__Task statement__. Reproduce each line from the records that holds "this".

__Input records__.
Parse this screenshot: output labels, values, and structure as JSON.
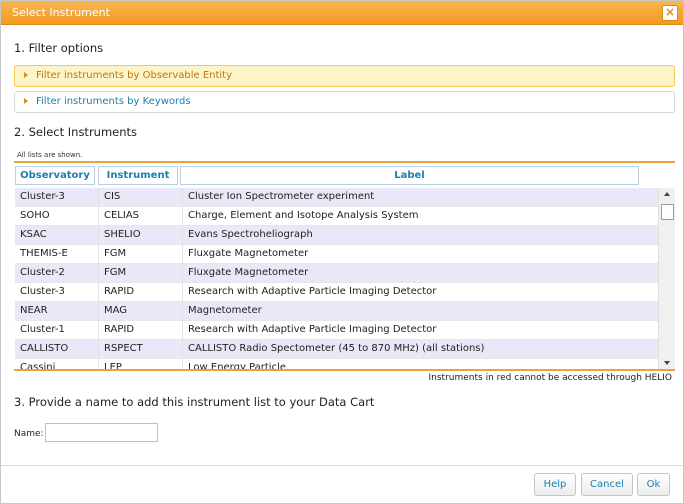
{
  "dialog": {
    "title": "Select Instrument",
    "close_glyph": "×"
  },
  "section1": {
    "title": "1. Filter options",
    "accordion": [
      {
        "label": "Filter instruments by Observable Entity",
        "state": "expanded-highlight"
      },
      {
        "label": "Filter instruments by Keywords",
        "state": "collapsed"
      }
    ]
  },
  "section2": {
    "title": "2. Select Instruments",
    "all_lists_note": "All lists are shown.",
    "columns": [
      "Observatory",
      "Instrument",
      "Label"
    ],
    "rows": [
      {
        "observatory": "Cluster-3",
        "instrument": "CIS",
        "label": "Cluster Ion Spectrometer experiment"
      },
      {
        "observatory": "SOHO",
        "instrument": "CELIAS",
        "label": "Charge, Element and Isotope Analysis System"
      },
      {
        "observatory": "KSAC",
        "instrument": "SHELIO",
        "label": "Evans Spectroheliograph"
      },
      {
        "observatory": "THEMIS-E",
        "instrument": "FGM",
        "label": "Fluxgate Magnetometer"
      },
      {
        "observatory": "Cluster-2",
        "instrument": "FGM",
        "label": "Fluxgate Magnetometer"
      },
      {
        "observatory": "Cluster-3",
        "instrument": "RAPID",
        "label": "Research with Adaptive Particle Imaging Detector"
      },
      {
        "observatory": "NEAR",
        "instrument": "MAG",
        "label": "Magnetometer"
      },
      {
        "observatory": "Cluster-1",
        "instrument": "RAPID",
        "label": "Research with Adaptive Particle Imaging Detector"
      },
      {
        "observatory": "CALLISTO",
        "instrument": "RSPECT",
        "label": "CALLISTO Radio Spectometer (45 to 870 MHz) (all stations)"
      },
      {
        "observatory": "Cassini",
        "instrument": "LEP",
        "label": "Low Energy Particle"
      }
    ],
    "red_note": "Instruments in red cannot be accessed through HELIO"
  },
  "section3": {
    "title": "3. Provide a name to add this instrument list to your Data Cart",
    "name_label": "Name:",
    "name_value": "",
    "name_placeholder": ""
  },
  "buttons": {
    "help": "Help",
    "cancel": "Cancel",
    "ok": "Ok"
  },
  "colors": {
    "titlebar": "#f29a22",
    "link": "#1a7fb0",
    "row_alt": "#e8e8f8",
    "accordion_active_bg": "#fdf5c8"
  },
  "icons": {
    "close": "close-icon",
    "accordion_arrow": "triangle-right-icon",
    "scroll_up": "arrow-up-icon",
    "scroll_down": "arrow-down-icon"
  }
}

__Expected output__.
Parse this screenshot: output labels, values, and structure as JSON.
    "title": "3. Provide a name to add this instrument list to your Data Cart",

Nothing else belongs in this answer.